* _Required task_
In the listing that follows, how many lines contain the string "Administrator"? Provide only the number.

==== Records shown

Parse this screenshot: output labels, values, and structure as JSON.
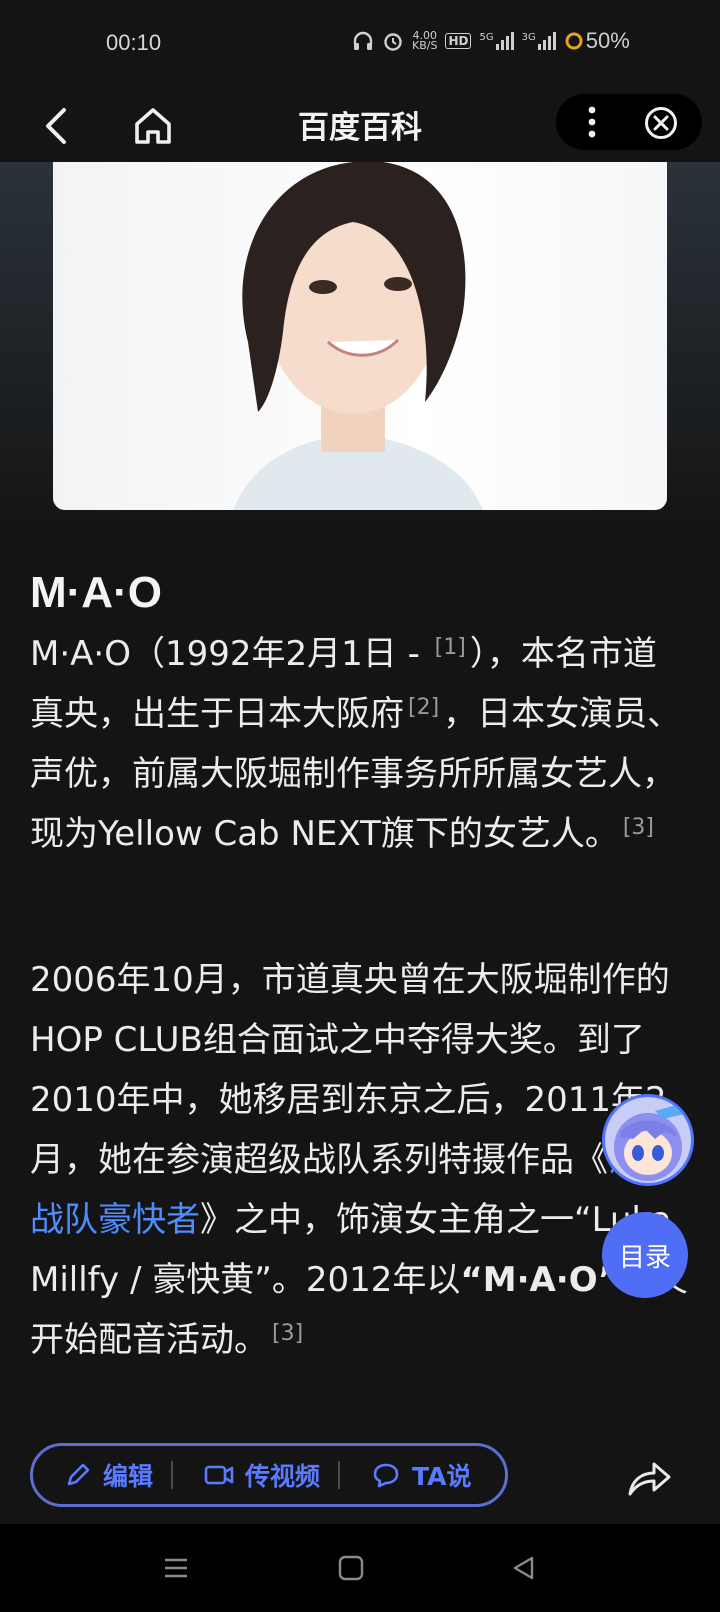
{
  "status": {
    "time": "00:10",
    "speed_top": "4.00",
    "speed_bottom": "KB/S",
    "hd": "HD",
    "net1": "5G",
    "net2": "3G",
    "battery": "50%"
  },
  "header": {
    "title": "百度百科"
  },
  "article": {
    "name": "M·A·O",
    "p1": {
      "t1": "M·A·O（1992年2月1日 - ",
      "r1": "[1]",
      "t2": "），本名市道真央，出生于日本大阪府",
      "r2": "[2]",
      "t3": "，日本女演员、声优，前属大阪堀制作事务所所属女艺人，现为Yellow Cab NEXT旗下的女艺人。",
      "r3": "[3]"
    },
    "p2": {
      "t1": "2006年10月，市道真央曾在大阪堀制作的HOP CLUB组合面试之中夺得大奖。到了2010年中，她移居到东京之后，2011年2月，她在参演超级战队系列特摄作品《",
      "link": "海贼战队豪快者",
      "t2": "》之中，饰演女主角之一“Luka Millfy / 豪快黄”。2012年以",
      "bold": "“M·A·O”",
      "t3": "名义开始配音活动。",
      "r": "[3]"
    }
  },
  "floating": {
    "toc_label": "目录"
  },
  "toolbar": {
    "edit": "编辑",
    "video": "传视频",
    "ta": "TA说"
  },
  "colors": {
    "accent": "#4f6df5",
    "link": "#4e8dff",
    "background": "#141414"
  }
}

========
==== Records shown

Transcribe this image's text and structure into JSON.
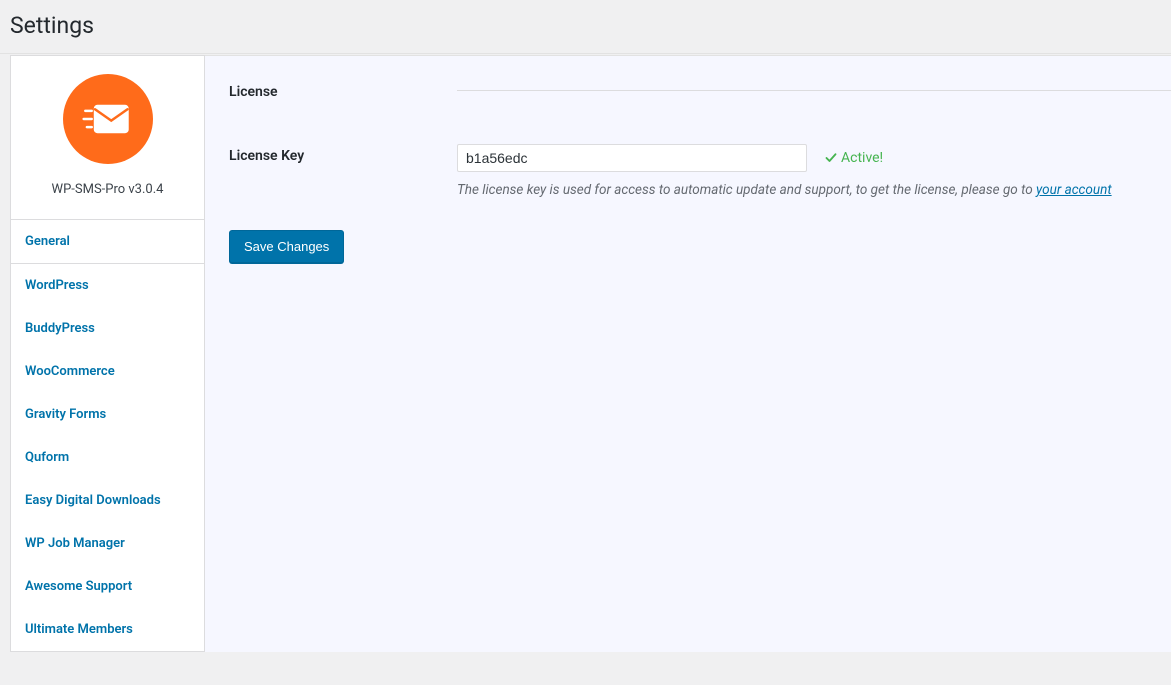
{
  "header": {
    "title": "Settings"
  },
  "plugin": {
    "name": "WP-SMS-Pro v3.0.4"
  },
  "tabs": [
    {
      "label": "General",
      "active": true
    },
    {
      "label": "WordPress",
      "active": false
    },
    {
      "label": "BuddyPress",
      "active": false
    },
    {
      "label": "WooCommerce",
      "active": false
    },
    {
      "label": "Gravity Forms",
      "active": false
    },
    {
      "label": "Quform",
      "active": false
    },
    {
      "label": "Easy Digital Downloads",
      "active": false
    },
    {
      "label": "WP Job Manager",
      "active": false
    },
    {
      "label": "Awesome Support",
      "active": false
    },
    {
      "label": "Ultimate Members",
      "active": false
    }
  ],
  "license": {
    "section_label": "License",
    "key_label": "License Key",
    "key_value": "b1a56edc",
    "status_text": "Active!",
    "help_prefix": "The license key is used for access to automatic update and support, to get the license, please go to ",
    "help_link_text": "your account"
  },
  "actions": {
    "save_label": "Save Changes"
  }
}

========
==== Records shown

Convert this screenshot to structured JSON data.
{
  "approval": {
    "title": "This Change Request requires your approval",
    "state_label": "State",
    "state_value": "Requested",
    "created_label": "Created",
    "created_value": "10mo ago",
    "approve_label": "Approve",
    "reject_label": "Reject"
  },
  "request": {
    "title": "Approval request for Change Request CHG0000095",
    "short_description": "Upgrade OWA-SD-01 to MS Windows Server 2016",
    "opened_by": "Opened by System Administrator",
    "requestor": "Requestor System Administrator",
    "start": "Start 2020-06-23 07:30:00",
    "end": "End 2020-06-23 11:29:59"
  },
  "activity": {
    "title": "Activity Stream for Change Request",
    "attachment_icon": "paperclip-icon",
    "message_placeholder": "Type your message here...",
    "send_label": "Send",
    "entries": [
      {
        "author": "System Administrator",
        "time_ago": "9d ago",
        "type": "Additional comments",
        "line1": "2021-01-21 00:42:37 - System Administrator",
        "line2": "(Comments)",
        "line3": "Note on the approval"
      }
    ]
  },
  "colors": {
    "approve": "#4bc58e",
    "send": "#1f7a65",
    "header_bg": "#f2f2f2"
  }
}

========

* _Expected answer_
4